▶ _THE REQUEST_: Locate the string "nervous" throughout the material and copy every line in which it occurs.

----------------------------------------

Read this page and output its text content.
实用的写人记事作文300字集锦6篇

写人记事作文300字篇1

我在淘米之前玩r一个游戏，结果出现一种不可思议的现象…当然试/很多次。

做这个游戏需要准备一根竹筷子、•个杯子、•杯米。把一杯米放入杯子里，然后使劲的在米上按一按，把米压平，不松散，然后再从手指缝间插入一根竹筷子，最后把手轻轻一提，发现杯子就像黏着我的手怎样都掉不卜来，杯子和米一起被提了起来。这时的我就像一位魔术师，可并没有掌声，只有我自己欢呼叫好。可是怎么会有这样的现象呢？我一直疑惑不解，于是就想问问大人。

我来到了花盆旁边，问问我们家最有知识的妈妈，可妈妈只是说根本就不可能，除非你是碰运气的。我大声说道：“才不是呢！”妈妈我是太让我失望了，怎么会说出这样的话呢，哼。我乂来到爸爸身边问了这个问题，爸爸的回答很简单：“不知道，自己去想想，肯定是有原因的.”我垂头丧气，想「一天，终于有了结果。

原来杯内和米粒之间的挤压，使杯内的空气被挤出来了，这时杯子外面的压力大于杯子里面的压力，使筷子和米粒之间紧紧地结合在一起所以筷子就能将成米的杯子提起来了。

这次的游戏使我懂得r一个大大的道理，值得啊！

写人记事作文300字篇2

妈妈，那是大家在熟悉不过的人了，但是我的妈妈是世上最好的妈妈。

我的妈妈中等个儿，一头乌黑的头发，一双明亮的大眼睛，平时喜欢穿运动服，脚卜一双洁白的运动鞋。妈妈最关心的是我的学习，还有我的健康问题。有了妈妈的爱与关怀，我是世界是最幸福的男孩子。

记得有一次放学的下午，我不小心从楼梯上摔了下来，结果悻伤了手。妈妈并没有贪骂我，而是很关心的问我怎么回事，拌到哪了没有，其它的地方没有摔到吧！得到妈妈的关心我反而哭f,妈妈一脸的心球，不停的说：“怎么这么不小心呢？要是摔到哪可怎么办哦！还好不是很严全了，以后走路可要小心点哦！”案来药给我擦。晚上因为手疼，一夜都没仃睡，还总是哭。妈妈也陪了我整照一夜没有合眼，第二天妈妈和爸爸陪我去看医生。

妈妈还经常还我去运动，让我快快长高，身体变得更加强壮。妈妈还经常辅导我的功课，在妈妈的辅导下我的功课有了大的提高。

----------------------------------------

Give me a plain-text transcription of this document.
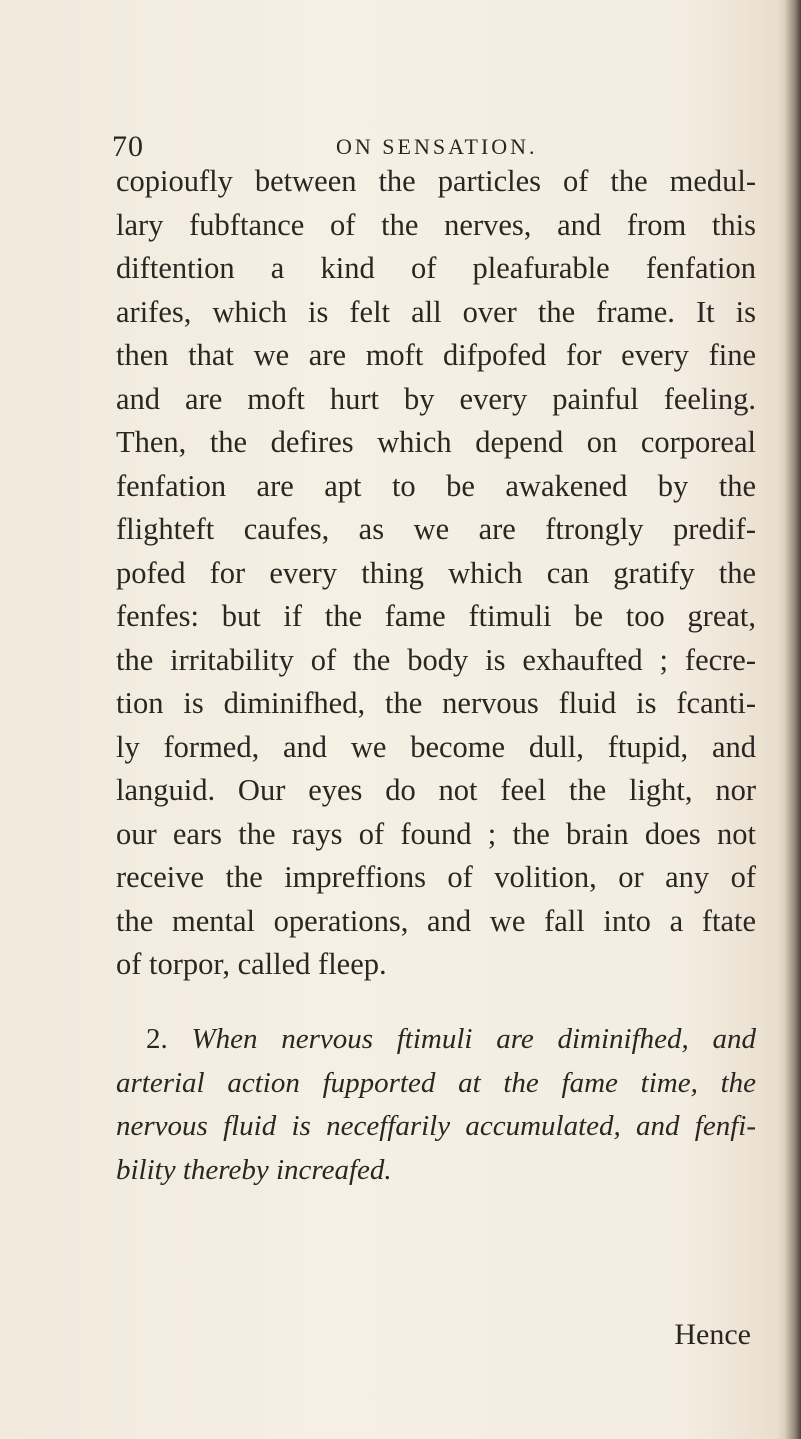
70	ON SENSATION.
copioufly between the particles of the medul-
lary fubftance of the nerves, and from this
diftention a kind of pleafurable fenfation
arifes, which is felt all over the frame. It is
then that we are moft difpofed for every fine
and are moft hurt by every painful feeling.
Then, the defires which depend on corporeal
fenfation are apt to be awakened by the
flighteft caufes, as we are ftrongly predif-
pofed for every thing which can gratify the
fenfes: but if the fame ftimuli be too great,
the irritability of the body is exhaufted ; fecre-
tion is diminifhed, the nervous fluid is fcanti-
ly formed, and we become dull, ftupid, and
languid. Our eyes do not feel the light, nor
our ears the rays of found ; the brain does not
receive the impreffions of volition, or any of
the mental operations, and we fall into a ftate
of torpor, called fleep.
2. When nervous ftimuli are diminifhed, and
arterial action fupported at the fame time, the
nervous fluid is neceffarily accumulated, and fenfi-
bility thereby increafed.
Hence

----------------------------------------

▶ _RESULT OF THE TASK_:
tion is diminifhed, the nervous fluid is fcanti-
2. When nervous ftimuli are diminifhed, and
nervous fluid is neceffarily accumulated, and fenfi-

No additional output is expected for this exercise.